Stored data
(begin)

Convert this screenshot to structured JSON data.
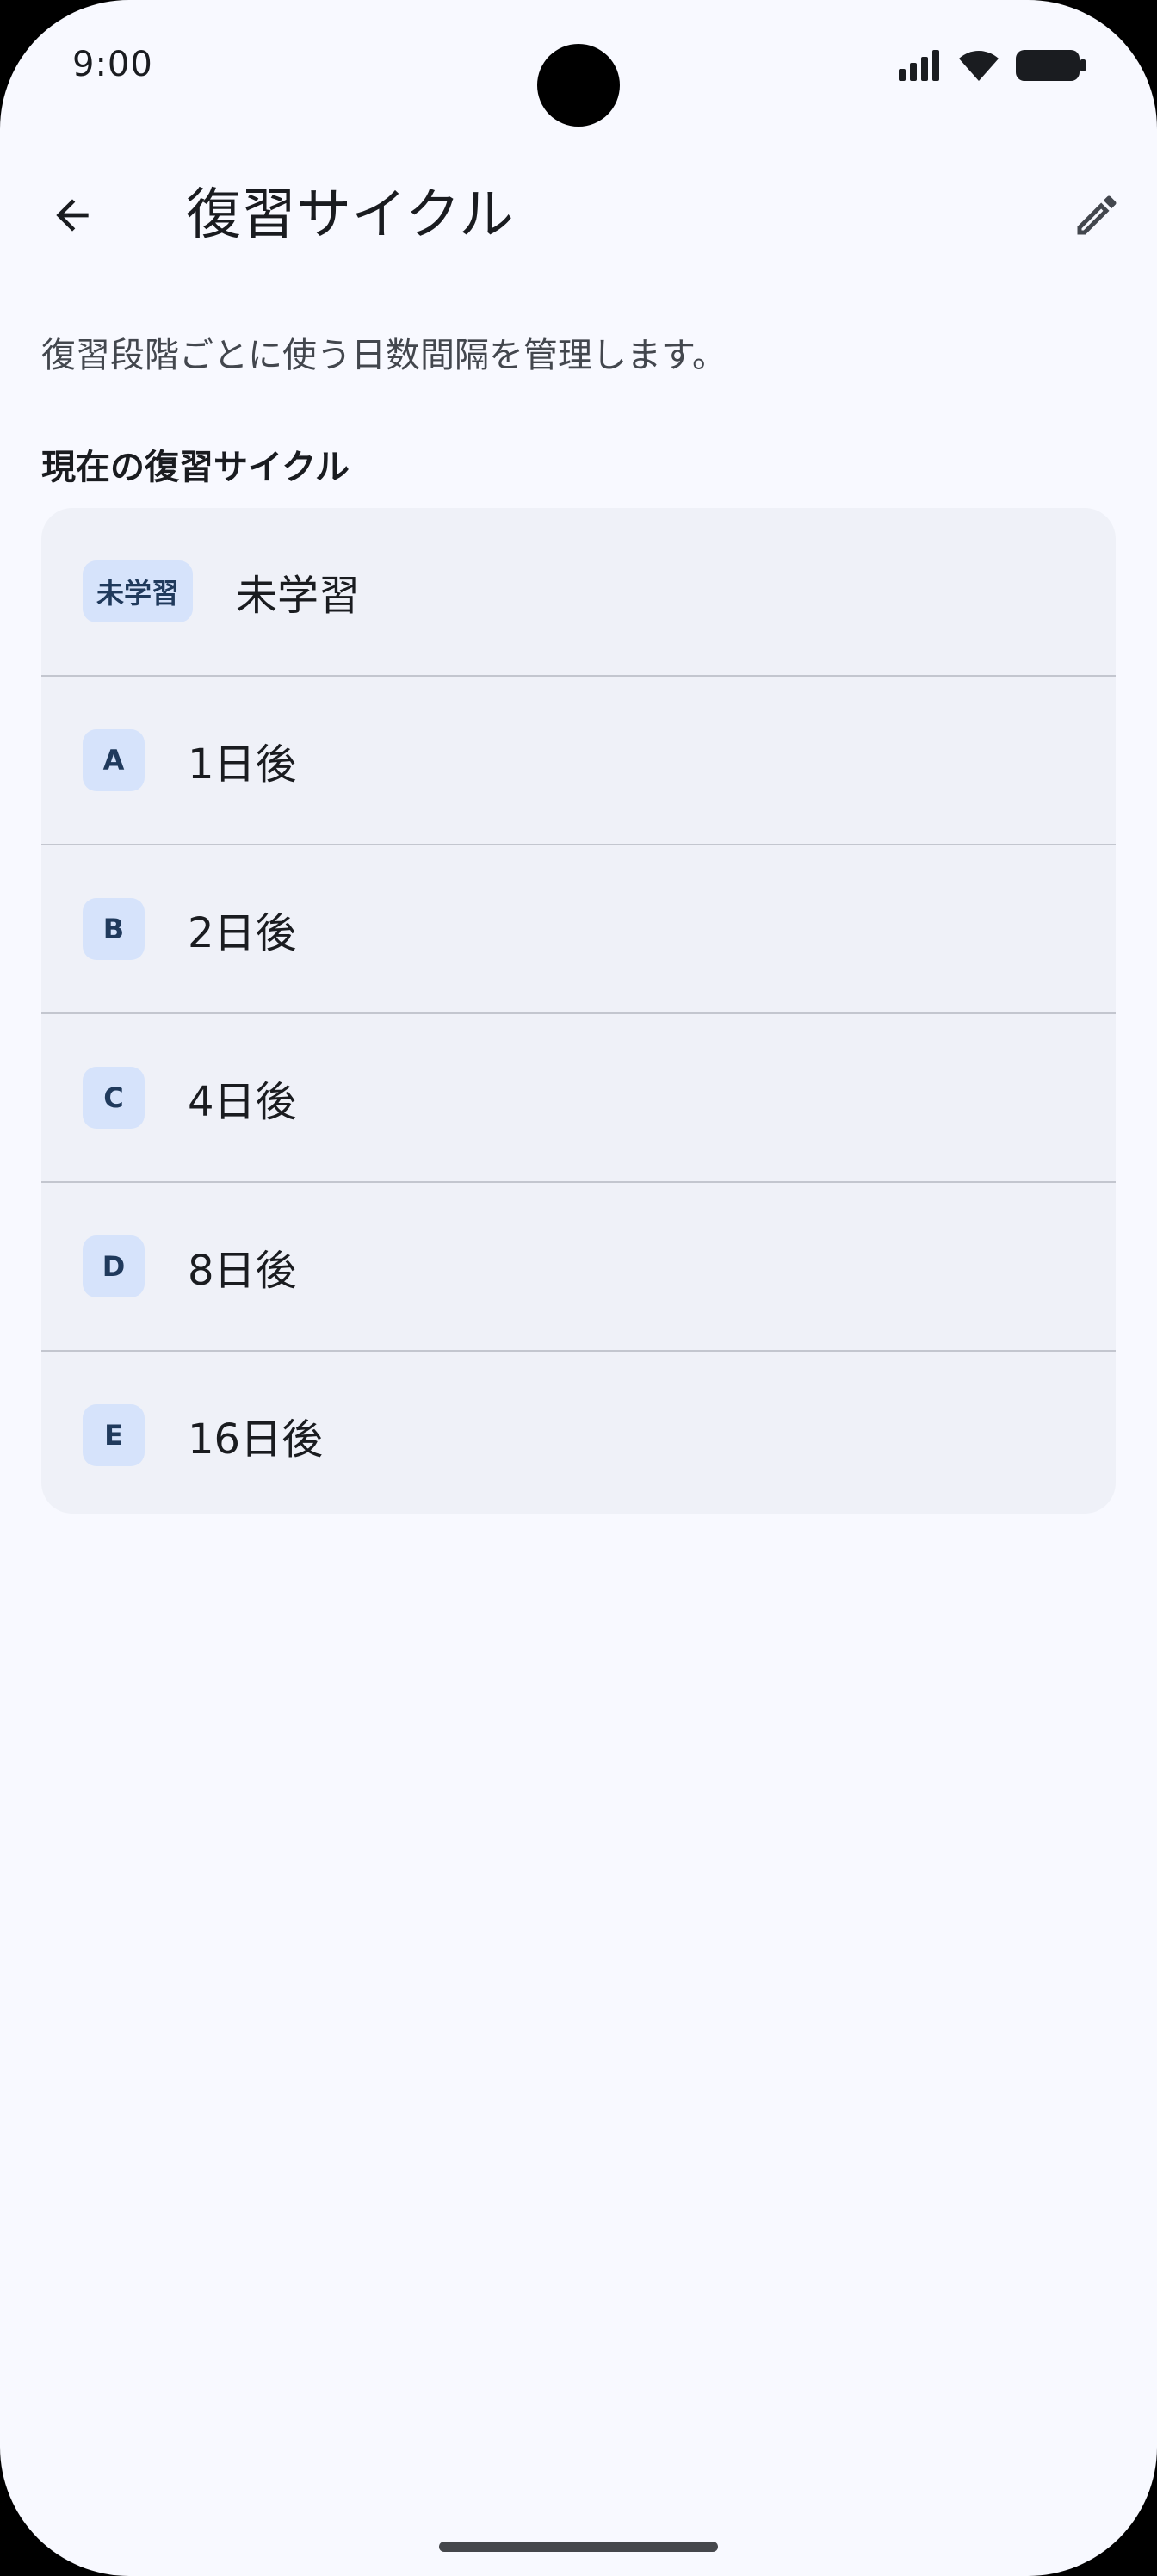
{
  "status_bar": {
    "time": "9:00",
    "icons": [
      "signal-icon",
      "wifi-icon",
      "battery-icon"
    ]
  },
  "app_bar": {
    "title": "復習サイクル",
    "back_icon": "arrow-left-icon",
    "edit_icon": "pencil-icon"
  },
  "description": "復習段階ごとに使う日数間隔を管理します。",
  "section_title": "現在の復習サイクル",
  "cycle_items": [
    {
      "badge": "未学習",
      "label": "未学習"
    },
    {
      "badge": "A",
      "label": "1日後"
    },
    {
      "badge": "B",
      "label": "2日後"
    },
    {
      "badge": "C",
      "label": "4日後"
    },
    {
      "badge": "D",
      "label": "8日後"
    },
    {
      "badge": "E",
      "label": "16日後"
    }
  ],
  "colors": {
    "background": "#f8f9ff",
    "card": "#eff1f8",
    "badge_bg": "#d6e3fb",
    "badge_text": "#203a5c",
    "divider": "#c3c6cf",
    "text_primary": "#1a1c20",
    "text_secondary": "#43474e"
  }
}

(end)

_WHAT TO DO_
Transcribe the complete set of entries verbatim. No pictures belong in the copy.

_ANSWER BELOW_
Convert this screenshot to structured JSON data.
{
  "status_bar": {
    "time": "9:00",
    "icons": [
      "signal-icon",
      "wifi-icon",
      "battery-icon"
    ]
  },
  "app_bar": {
    "title": "復習サイクル",
    "back_icon": "arrow-left-icon",
    "edit_icon": "pencil-icon"
  },
  "description": "復習段階ごとに使う日数間隔を管理します。",
  "section_title": "現在の復習サイクル",
  "cycle_items": [
    {
      "badge": "未学習",
      "label": "未学習"
    },
    {
      "badge": "A",
      "label": "1日後"
    },
    {
      "badge": "B",
      "label": "2日後"
    },
    {
      "badge": "C",
      "label": "4日後"
    },
    {
      "badge": "D",
      "label": "8日後"
    },
    {
      "badge": "E",
      "label": "16日後"
    }
  ],
  "colors": {
    "background": "#f8f9ff",
    "card": "#eff1f8",
    "badge_bg": "#d6e3fb",
    "badge_text": "#203a5c",
    "divider": "#c3c6cf",
    "text_primary": "#1a1c20",
    "text_secondary": "#43474e"
  }
}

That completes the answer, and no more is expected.